TASK STATEMENT: Scan each line of the records for the word "Andrade" and extract the ones that have it.

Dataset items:
☆ ☆ ☆ ☆ ☆ ☆ ☆
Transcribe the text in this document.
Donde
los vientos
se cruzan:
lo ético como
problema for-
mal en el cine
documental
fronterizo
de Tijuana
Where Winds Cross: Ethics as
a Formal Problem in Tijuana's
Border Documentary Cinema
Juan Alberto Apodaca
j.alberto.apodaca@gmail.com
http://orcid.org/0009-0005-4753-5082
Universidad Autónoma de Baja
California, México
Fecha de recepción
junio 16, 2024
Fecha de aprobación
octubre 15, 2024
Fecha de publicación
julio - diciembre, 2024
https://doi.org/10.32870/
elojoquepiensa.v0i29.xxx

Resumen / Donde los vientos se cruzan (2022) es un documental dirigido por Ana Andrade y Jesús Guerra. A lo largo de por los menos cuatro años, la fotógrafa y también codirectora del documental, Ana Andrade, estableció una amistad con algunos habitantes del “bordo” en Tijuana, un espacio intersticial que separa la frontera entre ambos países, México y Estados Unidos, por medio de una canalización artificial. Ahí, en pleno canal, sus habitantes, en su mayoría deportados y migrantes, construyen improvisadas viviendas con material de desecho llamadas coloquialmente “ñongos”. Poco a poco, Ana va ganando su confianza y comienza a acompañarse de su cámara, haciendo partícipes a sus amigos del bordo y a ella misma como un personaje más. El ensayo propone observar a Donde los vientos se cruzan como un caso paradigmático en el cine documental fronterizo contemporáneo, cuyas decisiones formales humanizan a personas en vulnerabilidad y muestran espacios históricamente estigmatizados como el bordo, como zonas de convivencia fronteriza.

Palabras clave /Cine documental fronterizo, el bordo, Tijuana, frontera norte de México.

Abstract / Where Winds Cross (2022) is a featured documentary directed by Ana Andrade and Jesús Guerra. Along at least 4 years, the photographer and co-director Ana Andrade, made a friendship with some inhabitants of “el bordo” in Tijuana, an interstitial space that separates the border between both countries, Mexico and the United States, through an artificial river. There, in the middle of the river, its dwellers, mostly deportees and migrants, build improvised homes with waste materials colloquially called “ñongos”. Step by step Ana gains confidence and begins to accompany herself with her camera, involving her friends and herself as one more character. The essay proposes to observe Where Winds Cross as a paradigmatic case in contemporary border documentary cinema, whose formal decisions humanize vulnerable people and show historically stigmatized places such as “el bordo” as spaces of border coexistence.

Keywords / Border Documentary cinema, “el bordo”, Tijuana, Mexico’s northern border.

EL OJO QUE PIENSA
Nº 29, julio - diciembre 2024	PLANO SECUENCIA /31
☆ ☆ ☆ ☆ ☆ ☆ ☆
EXERCISE OUTPUT:
Resumen / Donde los vientos se cruzan (2022) es un documental dirigido por Ana Andrade y Jesús Guerra. A lo largo de por los menos cuatro años, la fotógrafa y también codirectora del documental, Ana Andrade, estableció una amistad con algunos habitantes del “bordo” en Tijuana, un espacio intersticial que separa la frontera entre ambos países, México y Estados Unidos, por medio de una canalización artificial. Ahí, en pleno canal, sus habitantes, en su mayoría deportados y migrantes, construyen improvisadas viviendas con material de desecho llamadas coloquialmente “ñongos”. Poco a poco, Ana va ganando su confianza y comienza a acompañarse de su cámara, haciendo partícipes a sus amigos del bordo y a ella misma como un personaje más. El ensayo propone observar a Donde los vientos se cruzan como un caso paradigmático en el cine documental fronterizo contemporáneo, cuyas decisiones formales humanizan a personas en vulnerabilidad y muestran espacios históricamente estigmatizados como el bordo, como zonas de convivencia fronteriza.
Abstract / Where Winds Cross (2022) is a featured documentary directed by Ana Andrade and Jesús Guerra. Along at least 4 years, the photographer and co-director Ana Andrade, made a friendship with some inhabitants of “el bordo” in Tijuana, an interstitial space that separates the border between both countries, Mexico and the United States, through an artificial river. There, in the middle of the river, its dwellers, mostly deportees and migrants, build improvised homes with waste materials colloquially called “ñongos”. Step by step Ana gains confidence and begins to accompany herself with her camera, involving her friends and herself as one more character. The essay proposes to observe Where Winds Cross as a paradigmatic case in contemporary border documentary cinema, whose formal decisions humanize vulnerable people and show historically stigmatized places such as “el bordo” as spaces of border coexistence.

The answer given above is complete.